======== Given records ========

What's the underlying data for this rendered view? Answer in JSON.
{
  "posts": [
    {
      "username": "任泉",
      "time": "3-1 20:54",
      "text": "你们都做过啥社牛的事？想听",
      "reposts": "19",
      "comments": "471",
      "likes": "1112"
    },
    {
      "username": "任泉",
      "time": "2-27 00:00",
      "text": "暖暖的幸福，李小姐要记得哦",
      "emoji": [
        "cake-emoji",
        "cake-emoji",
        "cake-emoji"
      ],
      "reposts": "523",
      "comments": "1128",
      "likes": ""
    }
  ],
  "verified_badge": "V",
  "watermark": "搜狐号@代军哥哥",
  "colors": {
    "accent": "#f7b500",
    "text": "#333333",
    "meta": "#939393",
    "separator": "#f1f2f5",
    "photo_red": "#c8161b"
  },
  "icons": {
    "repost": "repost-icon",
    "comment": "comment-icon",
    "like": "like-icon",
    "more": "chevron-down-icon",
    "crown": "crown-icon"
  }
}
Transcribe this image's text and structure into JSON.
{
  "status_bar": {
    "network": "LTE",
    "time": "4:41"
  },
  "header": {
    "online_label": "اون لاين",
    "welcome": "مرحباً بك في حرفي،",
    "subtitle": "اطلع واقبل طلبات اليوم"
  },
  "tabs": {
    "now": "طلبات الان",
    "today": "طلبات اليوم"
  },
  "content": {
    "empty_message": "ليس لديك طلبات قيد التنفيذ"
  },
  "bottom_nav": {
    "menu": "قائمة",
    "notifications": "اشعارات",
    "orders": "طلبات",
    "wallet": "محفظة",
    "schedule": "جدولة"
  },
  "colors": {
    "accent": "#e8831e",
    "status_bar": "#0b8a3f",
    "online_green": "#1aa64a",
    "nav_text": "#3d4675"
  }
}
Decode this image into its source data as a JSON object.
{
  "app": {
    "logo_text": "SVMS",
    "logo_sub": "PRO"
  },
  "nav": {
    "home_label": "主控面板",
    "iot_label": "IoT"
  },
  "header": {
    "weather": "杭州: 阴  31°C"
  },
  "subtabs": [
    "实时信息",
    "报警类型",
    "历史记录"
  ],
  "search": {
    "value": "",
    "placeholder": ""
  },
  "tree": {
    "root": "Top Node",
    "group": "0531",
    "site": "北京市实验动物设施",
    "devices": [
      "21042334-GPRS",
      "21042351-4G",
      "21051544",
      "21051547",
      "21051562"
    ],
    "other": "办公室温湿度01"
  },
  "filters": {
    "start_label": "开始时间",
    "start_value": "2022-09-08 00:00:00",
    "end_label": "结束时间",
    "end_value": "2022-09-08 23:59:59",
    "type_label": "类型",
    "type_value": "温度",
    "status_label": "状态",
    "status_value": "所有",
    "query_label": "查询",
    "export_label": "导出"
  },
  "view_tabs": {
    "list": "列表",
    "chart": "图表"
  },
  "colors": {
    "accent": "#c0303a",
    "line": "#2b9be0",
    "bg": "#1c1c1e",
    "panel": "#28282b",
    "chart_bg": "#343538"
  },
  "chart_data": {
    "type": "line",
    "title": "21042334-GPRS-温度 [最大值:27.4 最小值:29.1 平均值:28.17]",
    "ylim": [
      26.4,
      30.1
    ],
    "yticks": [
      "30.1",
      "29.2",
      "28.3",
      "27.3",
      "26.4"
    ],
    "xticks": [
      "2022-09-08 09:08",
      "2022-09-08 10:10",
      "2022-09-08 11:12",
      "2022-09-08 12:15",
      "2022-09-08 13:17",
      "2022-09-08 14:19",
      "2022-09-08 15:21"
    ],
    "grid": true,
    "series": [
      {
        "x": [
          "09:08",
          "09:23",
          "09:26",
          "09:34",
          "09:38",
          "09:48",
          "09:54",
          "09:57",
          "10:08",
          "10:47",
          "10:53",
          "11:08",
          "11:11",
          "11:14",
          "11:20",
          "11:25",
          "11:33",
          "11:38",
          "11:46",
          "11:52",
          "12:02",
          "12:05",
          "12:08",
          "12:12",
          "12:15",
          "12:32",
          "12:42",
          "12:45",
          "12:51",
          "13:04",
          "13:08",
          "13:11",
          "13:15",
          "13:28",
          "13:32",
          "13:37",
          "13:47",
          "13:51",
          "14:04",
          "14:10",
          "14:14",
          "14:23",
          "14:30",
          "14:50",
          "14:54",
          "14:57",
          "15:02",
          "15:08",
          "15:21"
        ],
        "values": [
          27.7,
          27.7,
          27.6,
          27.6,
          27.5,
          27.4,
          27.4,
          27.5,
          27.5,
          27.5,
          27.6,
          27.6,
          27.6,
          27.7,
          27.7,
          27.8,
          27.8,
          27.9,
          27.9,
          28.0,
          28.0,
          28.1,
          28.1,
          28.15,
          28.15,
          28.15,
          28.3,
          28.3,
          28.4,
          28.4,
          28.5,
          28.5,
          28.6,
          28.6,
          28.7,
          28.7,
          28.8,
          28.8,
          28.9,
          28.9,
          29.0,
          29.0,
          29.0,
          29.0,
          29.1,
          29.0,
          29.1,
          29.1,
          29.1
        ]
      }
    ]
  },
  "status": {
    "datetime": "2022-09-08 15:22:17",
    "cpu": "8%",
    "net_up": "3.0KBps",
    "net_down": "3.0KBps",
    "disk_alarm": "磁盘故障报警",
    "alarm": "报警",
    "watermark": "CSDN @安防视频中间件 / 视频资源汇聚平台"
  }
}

========

* _Required task_:
Write out every entry again exactly, please, with nothing missing.

* _Final result_:
What's the underlying data for this rendered view? Answer in JSON.
{
  "posts": [
    {
      "username": "任泉",
      "time": "3-1 20:54",
      "text": "你们都做过啥社牛的事？想听",
      "reposts": "19",
      "comments": "471",
      "likes": "1112"
    },
    {
      "username": "任泉",
      "time": "2-27 00:00",
      "text": "暖暖的幸福，李小姐要记得哦",
      "emoji": [
        "cake-emoji",
        "cake-emoji",
        "cake-emoji"
      ],
      "reposts": "523",
      "comments": "1128",
      "likes": ""
    }
  ],
  "verified_badge": "V",
  "watermark": "搜狐号@代军哥哥",
  "colors": {
    "accent": "#f7b500",
    "text": "#333333",
    "meta": "#939393",
    "separator": "#f1f2f5",
    "photo_red": "#c8161b"
  },
  "icons": {
    "repost": "repost-icon",
    "comment": "comment-icon",
    "like": "like-icon",
    "more": "chevron-down-icon",
    "crown": "crown-icon"
  }
}
Transcribe this image's text and structure into JSON.
{
  "status_bar": {
    "network": "LTE",
    "time": "4:41"
  },
  "header": {
    "online_label": "اون لاين",
    "welcome": "مرحباً بك في حرفي،",
    "subtitle": "اطلع واقبل طلبات اليوم"
  },
  "tabs": {
    "now": "طلبات الان",
    "today": "طلبات اليوم"
  },
  "content": {
    "empty_message": "ليس لديك طلبات قيد التنفيذ"
  },
  "bottom_nav": {
    "menu": "قائمة",
    "notifications": "اشعارات",
    "orders": "طلبات",
    "wallet": "محفظة",
    "schedule": "جدولة"
  },
  "colors": {
    "accent": "#e8831e",
    "status_bar": "#0b8a3f",
    "online_green": "#1aa64a",
    "nav_text": "#3d4675"
  }
}
Decode this image into its source data as a JSON object.
{
  "app": {
    "logo_text": "SVMS",
    "logo_sub": "PRO"
  },
  "nav": {
    "home_label": "主控面板",
    "iot_label": "IoT"
  },
  "header": {
    "weather": "杭州: 阴  31°C"
  },
  "subtabs": [
    "实时信息",
    "报警类型",
    "历史记录"
  ],
  "search": {
    "value": "",
    "placeholder": ""
  },
  "tree": {
    "root": "Top Node",
    "group": "0531",
    "site": "北京市实验动物设施",
    "devices": [
      "21042334-GPRS",
      "21042351-4G",
      "21051544",
      "21051547",
      "21051562"
    ],
    "other": "办公室温湿度01"
  },
  "filters": {
    "start_label": "开始时间",
    "start_value": "2022-09-08 00:00:00",
    "end_label": "结束时间",
    "end_value": "2022-09-08 23:59:59",
    "type_label": "类型",
    "type_value": "温度",
    "status_label": "状态",
    "status_value": "所有",
    "query_label": "查询",
    "export_label": "导出"
  },
  "view_tabs": {
    "list": "列表",
    "chart": "图表"
  },
  "colors": {
    "accent": "#c0303a",
    "line": "#2b9be0",
    "bg": "#1c1c1e",
    "panel": "#28282b",
    "chart_bg": "#343538"
  },
  "chart_data": {
    "type": "line",
    "title": "21042334-GPRS-温度 [最大值:27.4 最小值:29.1 平均值:28.17]",
    "ylim": [
      26.4,
      30.1
    ],
    "yticks": [
      "30.1",
      "29.2",
      "28.3",
      "27.3",
      "26.4"
    ],
    "xticks": [
      "2022-09-08 09:08",
      "2022-09-08 10:10",
      "2022-09-08 11:12",
      "2022-09-08 12:15",
      "2022-09-08 13:17",
      "2022-09-08 14:19",
      "2022-09-08 15:21"
    ],
    "grid": true,
    "series": [
      {
        "x": [
          "09:08",
          "09:23",
          "09:26",
          "09:34",
          "09:38",
          "09:48",
          "09:54",
          "09:57",
          "10:08",
          "10:47",
          "10:53",
          "11:08",
          "11:11",
          "11:14",
          "11:20",
          "11:25",
          "11:33",
          "11:38",
          "11:46",
          "11:52",
          "12:02",
          "12:05",
          "12:08",
          "12:12",
          "12:15",
          "12:32",
          "12:42",
          "12:45",
          "12:51",
          "13:04",
          "13:08",
          "13:11",
          "13:15",
          "13:28",
          "13:32",
          "13:37",
          "13:47",
          "13:51",
          "14:04",
          "14:10",
          "14:14",
          "14:23",
          "14:30",
          "14:50",
          "14:54",
          "14:57",
          "15:02",
          "15:08",
          "15:21"
        ],
        "values": [
          27.7,
          27.7,
          27.6,
          27.6,
          27.5,
          27.4,
          27.4,
          27.5,
          27.5,
          27.5,
          27.6,
          27.6,
          27.6,
          27.7,
          27.7,
          27.8,
          27.8,
          27.9,
          27.9,
          28.0,
          28.0,
          28.1,
          28.1,
          28.15,
          28.15,
          28.15,
          28.3,
          28.3,
          28.4,
          28.4,
          28.5,
          28.5,
          28.6,
          28.6,
          28.7,
          28.7,
          28.8,
          28.8,
          28.9,
          28.9,
          29.0,
          29.0,
          29.0,
          29.0,
          29.1,
          29.0,
          29.1,
          29.1,
          29.1
        ]
      }
    ]
  },
  "status": {
    "datetime": "2022-09-08 15:22:17",
    "cpu": "8%",
    "net_up": "3.0KBps",
    "net_down": "3.0KBps",
    "disk_alarm": "磁盘故障报警",
    "alarm": "报警",
    "watermark": "CSDN @安防视频中间件 / 视频资源汇聚平台"
  }
}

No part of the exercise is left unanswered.